EXERCISE INSTRUCTIONS —
Please copy every line of the records below that holds the word "message".

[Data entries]

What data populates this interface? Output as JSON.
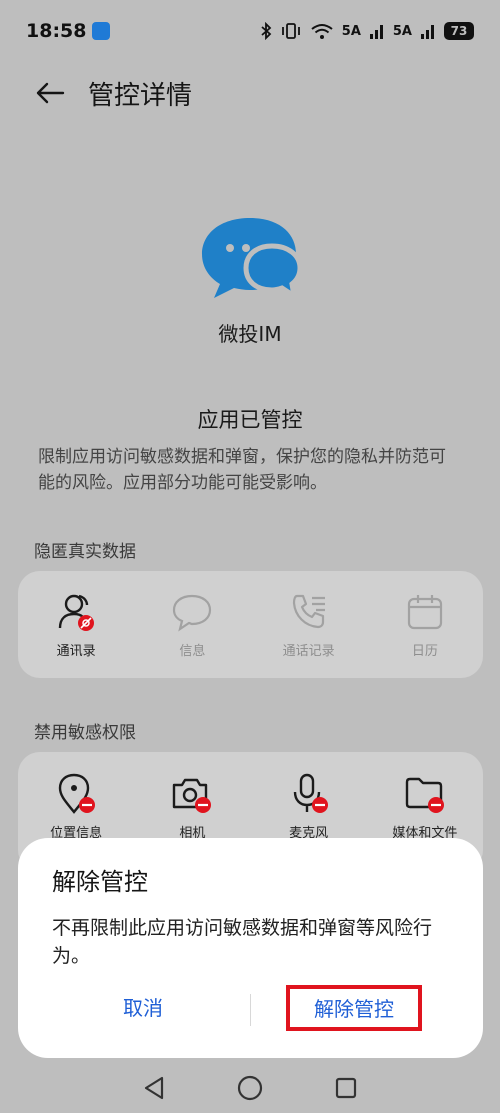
{
  "status_bar": {
    "time": "18:58",
    "network_label": "5A",
    "battery": "73"
  },
  "header": {
    "title": "管控详情"
  },
  "app": {
    "name": "微投IM",
    "brand_color": "#1f80c8"
  },
  "status": {
    "heading": "应用已管控",
    "description": "限制应用访问敏感数据和弹窗，保护您的隐私并防范可能的风险。应用部分功能可能受影响。"
  },
  "hidden_data": {
    "label": "隐匿真实数据",
    "items": [
      {
        "label": "通讯录",
        "icon": "contacts-icon",
        "active": true
      },
      {
        "label": "信息",
        "icon": "message-icon",
        "active": false
      },
      {
        "label": "通话记录",
        "icon": "call-log-icon",
        "active": false
      },
      {
        "label": "日历",
        "icon": "calendar-icon",
        "active": false
      }
    ]
  },
  "disabled_permissions": {
    "label": "禁用敏感权限",
    "items": [
      {
        "label": "位置信息",
        "icon": "location-icon"
      },
      {
        "label": "相机",
        "icon": "camera-icon"
      },
      {
        "label": "麦克风",
        "icon": "microphone-icon"
      },
      {
        "label": "媒体和文件",
        "icon": "folder-icon"
      }
    ]
  },
  "dialog": {
    "title": "解除管控",
    "message": "不再限制此应用访问敏感数据和弹窗等风险行为。",
    "cancel_label": "取消",
    "confirm_label": "解除管控",
    "highlight_color": "#e0141e",
    "button_color": "#1f5fd6"
  },
  "colors": {
    "block_badge": "#e0141e"
  }
}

THE RESULT —
        "icon": "message-icon",
    "message": "不再限制此应用访问敏感数据和弹窗等风险行为。",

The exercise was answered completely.